TASK DIRECTIONS: Look through the listing and locate every line containing the word "variacionales"; copy those lines.

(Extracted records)
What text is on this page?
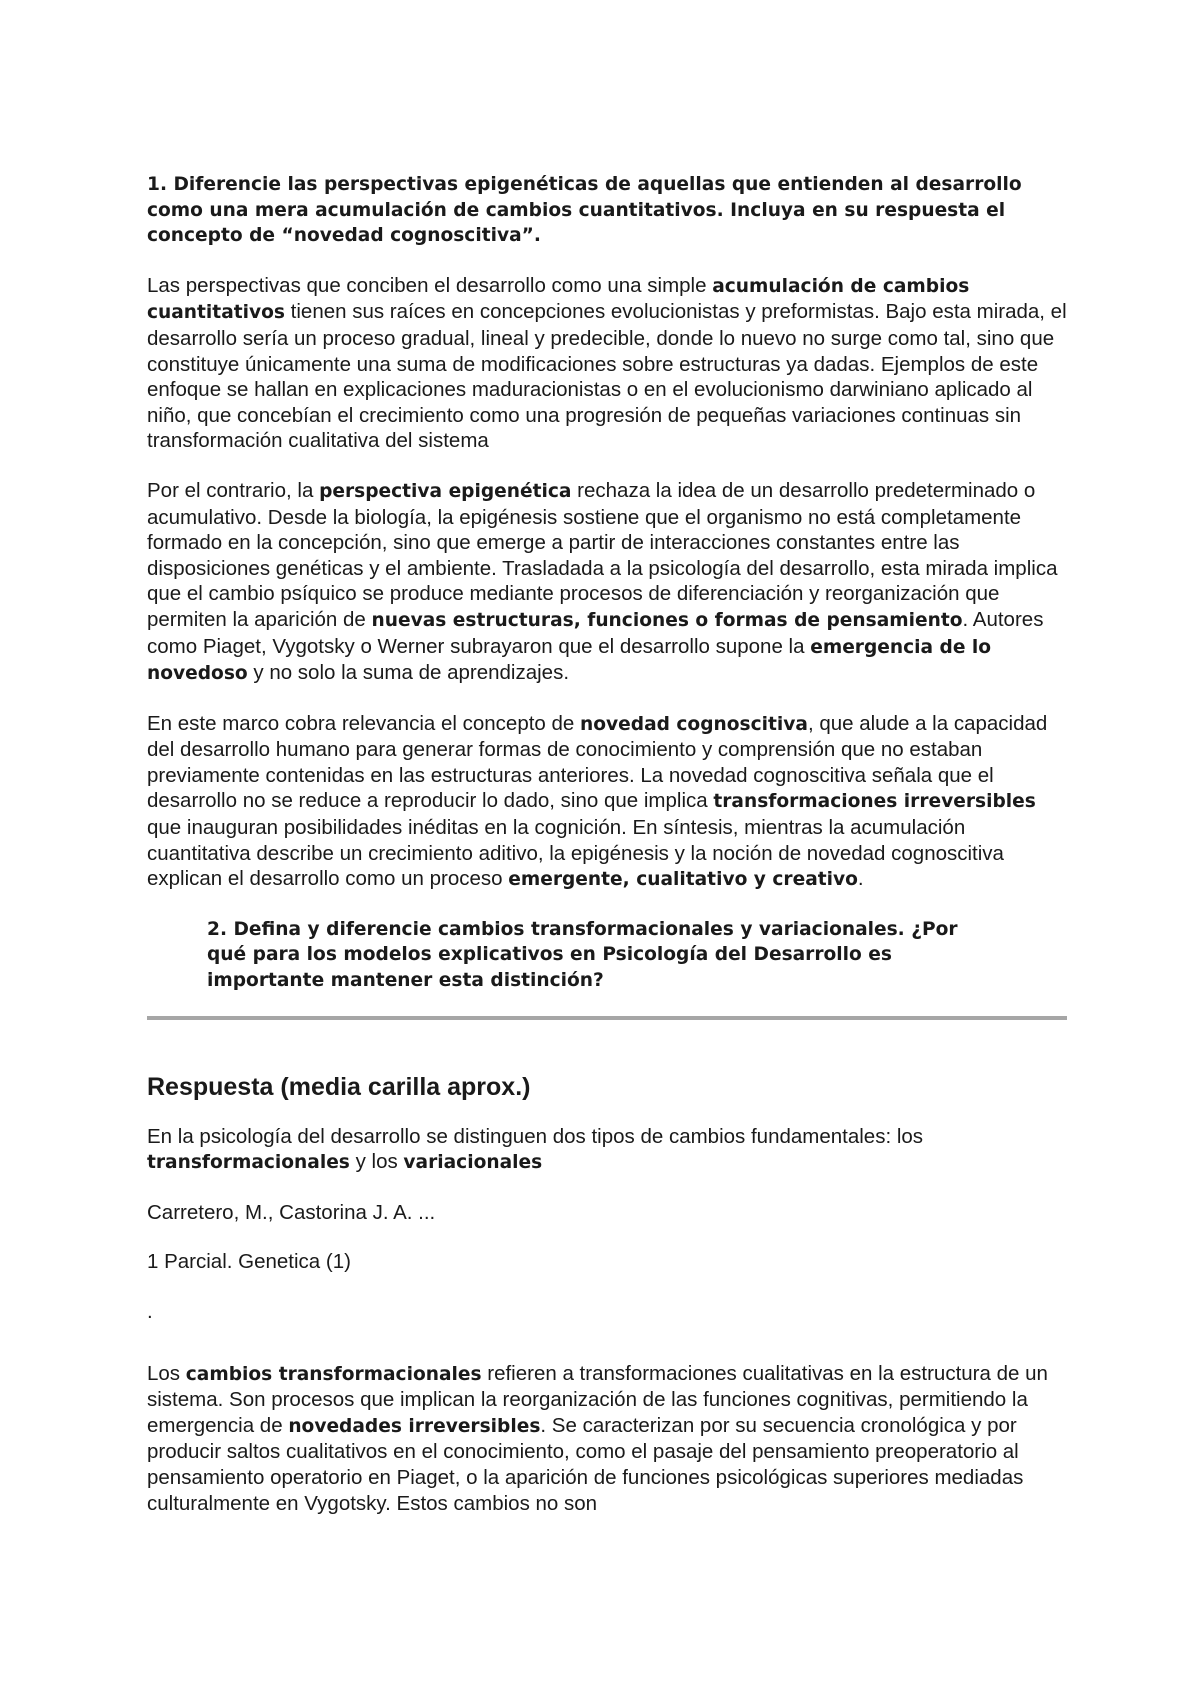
1. Diferencie las perspectivas epigenéticas de aquellas que entienden al desarrollo como una mera acumulación de cambios cuantitativos. Incluya en su respuesta el concepto de “novedad cognoscitiva”.

Las perspectivas que conciben el desarrollo como una simple acumulación de cambios cuantitativos tienen sus raíces en concepciones evolucionistas y preformistas. Bajo esta mirada, el desarrollo sería un proceso gradual, lineal y predecible, donde lo nuevo no surge como tal, sino que constituye únicamente una suma de modificaciones sobre estructuras ya dadas. Ejemplos de este enfoque se hallan en explicaciones maduracionistas o en el evolucionismo darwiniano aplicado al niño, que concebían el crecimiento como una progresión de pequeñas variaciones continuas sin transformación cualitativa del sistema

Por el contrario, la perspectiva epigenética rechaza la idea de un desarrollo predeterminado o acumulativo. Desde la biología, la epigénesis sostiene que el organismo no está completamente formado en la concepción, sino que emerge a partir de interacciones constantes entre las disposiciones genéticas y el ambiente. Trasladada a la psicología del desarrollo, esta mirada implica que el cambio psíquico se produce mediante procesos de diferenciación y reorganización que permiten la aparición de nuevas estructuras, funciones o formas de pensamiento. Autores como Piaget, Vygotsky o Werner subrayaron que el desarrollo supone la emergencia de lo novedoso y no solo la suma de aprendizajes.

En este marco cobra relevancia el concepto de novedad cognoscitiva, que alude a la capacidad del desarrollo humano para generar formas de conocimiento y comprensión que no estaban previamente contenidas en las estructuras anteriores. La novedad cognoscitiva señala que el desarrollo no se reduce a reproducir lo dado, sino que implica transformaciones irreversibles que inauguran posibilidades inéditas en la cognición. En síntesis, mientras la acumulación cuantitativa describe un crecimiento aditivo, la epigénesis y la noción de novedad cognoscitiva explican el desarrollo como un proceso emergente, cualitativo y creativo.

2. Defina y diferencie cambios transformacionales y variacionales. ¿Por qué para los modelos explicativos en Psicología del Desarrollo es importante mantener esta distinción?

Respuesta (media carilla aprox.)

En la psicología del desarrollo se distinguen dos tipos de cambios fundamentales: los transformacionales y los variacionales

Carretero, M., Castorina J. A. ...

1 Parcial. Genetica (1)

.

Los cambios transformacionales refieren a transformaciones cualitativas en la estructura de un sistema. Son procesos que implican la reorganización de las funciones cognitivas, permitiendo la emergencia de novedades irreversibles. Se caracterizan por su secuencia cronológica y por producir saltos cualitativos en el conocimiento, como el pasaje del pensamiento preoperatorio al pensamiento operatorio en Piaget, o la aparición de funciones psicológicas superiores mediadas culturalmente en Vygotsky. Estos cambios no son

TASK RESULT:
2. Defina y diferencie cambios transformacionales y variacionales. ¿Por qué para los modelos explicativos en Psicología del Desarrollo es importante mantener esta distinción?
En la psicología del desarrollo se distinguen dos tipos de cambios fundamentales: los transformacionales y los variacionales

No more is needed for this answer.